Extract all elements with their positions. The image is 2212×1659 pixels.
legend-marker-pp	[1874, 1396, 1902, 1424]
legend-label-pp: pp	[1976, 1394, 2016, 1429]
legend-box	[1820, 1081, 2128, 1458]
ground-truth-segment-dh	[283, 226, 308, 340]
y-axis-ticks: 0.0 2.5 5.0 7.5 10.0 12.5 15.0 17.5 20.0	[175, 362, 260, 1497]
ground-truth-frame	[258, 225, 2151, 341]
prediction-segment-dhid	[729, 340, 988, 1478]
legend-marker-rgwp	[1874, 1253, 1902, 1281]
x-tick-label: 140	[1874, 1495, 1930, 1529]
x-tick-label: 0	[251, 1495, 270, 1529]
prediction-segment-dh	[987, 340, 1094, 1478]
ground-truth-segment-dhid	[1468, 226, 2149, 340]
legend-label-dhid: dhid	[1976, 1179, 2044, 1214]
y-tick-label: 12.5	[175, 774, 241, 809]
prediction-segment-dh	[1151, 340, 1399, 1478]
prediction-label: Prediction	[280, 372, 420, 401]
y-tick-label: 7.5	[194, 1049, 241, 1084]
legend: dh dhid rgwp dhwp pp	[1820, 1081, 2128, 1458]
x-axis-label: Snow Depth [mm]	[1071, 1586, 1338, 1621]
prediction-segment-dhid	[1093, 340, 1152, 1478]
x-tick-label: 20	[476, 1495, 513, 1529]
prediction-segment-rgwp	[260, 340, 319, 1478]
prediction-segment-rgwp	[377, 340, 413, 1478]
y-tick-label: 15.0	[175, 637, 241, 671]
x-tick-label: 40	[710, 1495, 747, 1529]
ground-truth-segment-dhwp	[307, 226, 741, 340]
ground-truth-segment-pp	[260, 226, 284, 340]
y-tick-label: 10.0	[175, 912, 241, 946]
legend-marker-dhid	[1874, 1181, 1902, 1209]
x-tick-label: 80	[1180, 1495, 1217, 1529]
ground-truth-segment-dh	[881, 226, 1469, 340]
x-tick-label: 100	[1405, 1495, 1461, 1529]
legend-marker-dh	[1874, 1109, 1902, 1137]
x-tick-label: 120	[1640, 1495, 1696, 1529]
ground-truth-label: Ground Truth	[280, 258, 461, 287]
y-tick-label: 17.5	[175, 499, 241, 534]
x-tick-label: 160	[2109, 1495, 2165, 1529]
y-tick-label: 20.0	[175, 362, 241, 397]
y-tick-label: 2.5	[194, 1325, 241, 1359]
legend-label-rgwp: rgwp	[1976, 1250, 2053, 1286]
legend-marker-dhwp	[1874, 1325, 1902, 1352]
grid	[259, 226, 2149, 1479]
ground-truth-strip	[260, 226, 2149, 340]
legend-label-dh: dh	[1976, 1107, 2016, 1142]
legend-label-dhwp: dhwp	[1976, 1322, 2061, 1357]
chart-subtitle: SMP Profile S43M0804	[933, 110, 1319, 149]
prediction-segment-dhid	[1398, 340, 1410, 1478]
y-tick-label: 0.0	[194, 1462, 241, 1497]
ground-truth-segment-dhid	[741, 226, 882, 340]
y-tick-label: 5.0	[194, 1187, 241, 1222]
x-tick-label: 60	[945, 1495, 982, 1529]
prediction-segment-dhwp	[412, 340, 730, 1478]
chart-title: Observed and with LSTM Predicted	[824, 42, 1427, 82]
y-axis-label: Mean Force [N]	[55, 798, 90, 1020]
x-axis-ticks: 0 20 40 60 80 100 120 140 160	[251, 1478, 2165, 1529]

::::::

### 주어진 요청
위의 행을 하나도 빠짐없이 '번호'와 '내용' 두 열의 마크다운 표로 출력해 줄 수 있나요? 빈 줄은 표에 넣지 마세요.

### 전체 답변
| 번호 | 내용 |
|---|---|
| 1 | Extract all elements with their positions. The image is 2212×1659 pixels. |
| 2 | legend-marker-pp	[1874, 1396, 1902, 1424] |
| 3 | legend-label-pp: pp	[1976, 1394, 2016, 1429] |
| 4 | legend-box	[1820, 1081, 2128, 1458] |
| 5 | ground-truth-segment-dh	[283, 226, 308, 340] |
| 6 | y-axis-ticks: 0.0 2.5 5.0 7.5 10.0 12.5 15.0 17.5 20.0	[175, 362, 260, 1497] |
| 7 | ground-truth-frame	[258, 225, 2151, 341] |
| 8 | prediction-segment-dhid	[729, 340, 988, 1478] |
| 9 | legend-marker-rgwp	[1874, 1253, 1902, 1281] |
| 10 | x-tick-label: 140	[1874, 1495, 1930, 1529] |
| 11 | x-tick-label: 0	[251, 1495, 270, 1529] |
| 12 | prediction-segment-dh	[987, 340, 1094, 1478] |
| 13 | ground-truth-segment-dhid	[1468, 226, 2149, 340] |
| 14 | legend-label-dhid: dhid	[1976, 1179, 2044, 1214] |
| 15 | y-tick-label: 12.5	[175, 774, 241, 809] |
| 16 | prediction-segment-dh	[1151, 340, 1399, 1478] |
| 17 | prediction-label: Prediction	[280, 372, 420, 401] |
| 18 | y-tick-label: 7.5	[194, 1049, 241, 1084] |
| 19 | legend: dh dhid rgwp dhwp pp	[1820, 1081, 2128, 1458] |
| 20 | x-axis-label: Snow Depth [mm]	[1071, 1586, 1338, 1621] |
| 21 | prediction-segment-dhid	[1093, 340, 1152, 1478] |
| 22 | x-tick-label: 20	[476, 1495, 513, 1529] |
| 23 | prediction-segment-rgwp	[260, 340, 319, 1478] |
| 24 | prediction-segment-rgwp	[377, 340, 413, 1478] |
| 25 | y-tick-label: 15.0	[175, 637, 241, 671] |
| 26 | x-tick-label: 40	[710, 1495, 747, 1529] |
| 27 | ground-truth-segment-dhwp	[307, 226, 741, 340] |
| 28 | ground-truth-segment-pp	[260, 226, 284, 340] |
| 29 | y-tick-label: 10.0	[175, 912, 241, 946] |
| 30 | legend-marker-dhid	[1874, 1181, 1902, 1209] |
| 31 | x-tick-label: 80	[1180, 1495, 1217, 1529] |
| 32 | ground-truth-segment-dh	[881, 226, 1469, 340] |
| 33 | x-tick-label: 100	[1405, 1495, 1461, 1529] |
| 34 | legend-marker-dh	[1874, 1109, 1902, 1137] |
| 35 | x-tick-label: 120	[1640, 1495, 1696, 1529] |
| 36 | ground-truth-label: Ground Truth	[280, 258, 461, 287] |
| 37 | y-tick-label: 17.5	[175, 499, 241, 534] |
| 38 | x-tick-label: 160	[2109, 1495, 2165, 1529] |
| 39 | y-tick-label: 20.0	[175, 362, 241, 397] |
| 40 | y-tick-label: 2.5	[194, 1325, 241, 1359] |
| 41 | legend-label-rgwp: rgwp	[1976, 1250, 2053, 1286] |
| 42 | legend-marker-dhwp	[1874, 1325, 1902, 1352] |
| 43 | grid	[259, 226, 2149, 1479] |
| 44 | ground-truth-strip	[260, 226, 2149, 340] |
| 45 | legend-label-dh: dh	[1976, 1107, 2016, 1142] |
| 46 | legend-label-dhwp: dhwp	[1976, 1322, 2061, 1357] |
| 47 | chart-subtitle: SMP Profile S43M0804	[933, 110, 1319, 149] |
| 48 | prediction-segment-dhid	[1398, 340, 1410, 1478] |
| 49 | y-tick-label: 0.0	[194, 1462, 241, 1497] |
| 50 | ground-truth-segment-dhid	[741, 226, 882, 340] |
| 51 | y-tick-label: 5.0	[194, 1187, 241, 1222] |
| 52 | x-tick-label: 60	[945, 1495, 982, 1529] |
| 53 | prediction-segment-dhwp	[412, 340, 730, 1478] |
| 54 | chart-title: Observed and with LSTM Predicted	[824, 42, 1427, 82] |
| 55 | y-axis-label: Mean Force [N]	[55, 798, 90, 1020] |
| 56 | x-axis-ticks: 0 20 40 60 80 100 120 140 160	[251, 1478, 2165, 1529] |